• [What is needed]: Which lines of the records contain "Благоустройство"? Collect every one of them.

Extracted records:

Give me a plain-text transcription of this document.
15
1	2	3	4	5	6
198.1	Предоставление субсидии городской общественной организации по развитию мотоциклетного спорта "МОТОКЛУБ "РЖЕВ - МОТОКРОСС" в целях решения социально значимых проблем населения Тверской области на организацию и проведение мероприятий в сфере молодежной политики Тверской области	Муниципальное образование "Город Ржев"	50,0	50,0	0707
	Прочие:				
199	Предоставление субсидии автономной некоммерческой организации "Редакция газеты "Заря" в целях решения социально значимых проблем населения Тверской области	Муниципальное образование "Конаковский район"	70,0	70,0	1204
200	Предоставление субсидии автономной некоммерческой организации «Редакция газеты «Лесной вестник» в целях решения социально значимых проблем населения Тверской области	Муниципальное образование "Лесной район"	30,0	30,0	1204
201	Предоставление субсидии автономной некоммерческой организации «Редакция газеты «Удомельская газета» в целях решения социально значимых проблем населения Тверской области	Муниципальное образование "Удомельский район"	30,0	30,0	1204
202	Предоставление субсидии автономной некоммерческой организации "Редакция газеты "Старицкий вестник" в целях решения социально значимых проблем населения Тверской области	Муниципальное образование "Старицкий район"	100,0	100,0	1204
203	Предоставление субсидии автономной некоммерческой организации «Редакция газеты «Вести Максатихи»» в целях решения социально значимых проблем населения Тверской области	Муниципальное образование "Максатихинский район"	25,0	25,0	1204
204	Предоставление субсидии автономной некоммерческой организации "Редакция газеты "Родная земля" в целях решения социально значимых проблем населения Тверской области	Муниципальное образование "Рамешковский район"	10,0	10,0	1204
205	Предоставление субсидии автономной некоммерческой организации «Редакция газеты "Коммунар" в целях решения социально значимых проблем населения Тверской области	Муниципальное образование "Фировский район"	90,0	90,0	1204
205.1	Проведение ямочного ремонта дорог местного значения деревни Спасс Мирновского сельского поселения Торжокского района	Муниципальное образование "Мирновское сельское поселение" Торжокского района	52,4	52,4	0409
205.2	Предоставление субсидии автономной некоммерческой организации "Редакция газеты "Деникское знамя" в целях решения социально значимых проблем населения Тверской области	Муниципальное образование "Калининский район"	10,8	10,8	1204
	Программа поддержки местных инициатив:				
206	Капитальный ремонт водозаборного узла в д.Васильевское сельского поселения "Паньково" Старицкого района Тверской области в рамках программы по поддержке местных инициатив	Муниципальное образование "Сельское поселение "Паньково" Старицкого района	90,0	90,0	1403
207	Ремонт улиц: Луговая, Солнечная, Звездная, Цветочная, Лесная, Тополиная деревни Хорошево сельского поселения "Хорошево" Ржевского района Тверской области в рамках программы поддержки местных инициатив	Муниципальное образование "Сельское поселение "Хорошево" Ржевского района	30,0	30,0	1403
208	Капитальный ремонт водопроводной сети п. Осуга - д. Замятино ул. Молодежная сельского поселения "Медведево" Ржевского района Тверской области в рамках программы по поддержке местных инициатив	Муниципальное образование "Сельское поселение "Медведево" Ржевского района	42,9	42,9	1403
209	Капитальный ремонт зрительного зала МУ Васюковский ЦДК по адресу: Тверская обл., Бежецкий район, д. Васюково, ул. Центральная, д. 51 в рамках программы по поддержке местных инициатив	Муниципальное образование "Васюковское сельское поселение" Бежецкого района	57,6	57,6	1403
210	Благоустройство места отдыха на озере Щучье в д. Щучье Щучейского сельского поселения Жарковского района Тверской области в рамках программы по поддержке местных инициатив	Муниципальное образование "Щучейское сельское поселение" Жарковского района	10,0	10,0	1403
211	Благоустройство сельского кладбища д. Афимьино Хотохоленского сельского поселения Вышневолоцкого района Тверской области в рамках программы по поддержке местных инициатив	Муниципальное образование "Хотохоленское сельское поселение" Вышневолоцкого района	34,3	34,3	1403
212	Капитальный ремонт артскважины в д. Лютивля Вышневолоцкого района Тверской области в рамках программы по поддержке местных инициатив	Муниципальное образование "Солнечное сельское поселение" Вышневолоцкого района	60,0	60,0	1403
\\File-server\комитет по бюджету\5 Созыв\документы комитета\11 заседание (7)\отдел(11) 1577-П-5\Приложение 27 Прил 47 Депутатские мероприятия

• [Result for this exercise]:
210	Благоустройство места отдыха на озере Щучье в д. Щучье Щучейского сельского поселения Жарковского района Тверской области в рамках программы по поддержке местных инициатив	Муниципальное образование "Щучейское сельское поселение" Жарковского района	10,0	10,0	1403
211	Благоустройство сельского кладбища д. Афимьино Хотохоленского сельского поселения Вышневолоцкого района Тверской области в рамках программы по поддержке местных инициатив	Муниципальное образование "Хотохоленское сельское поселение" Вышневолоцкого района	34,3	34,3	1403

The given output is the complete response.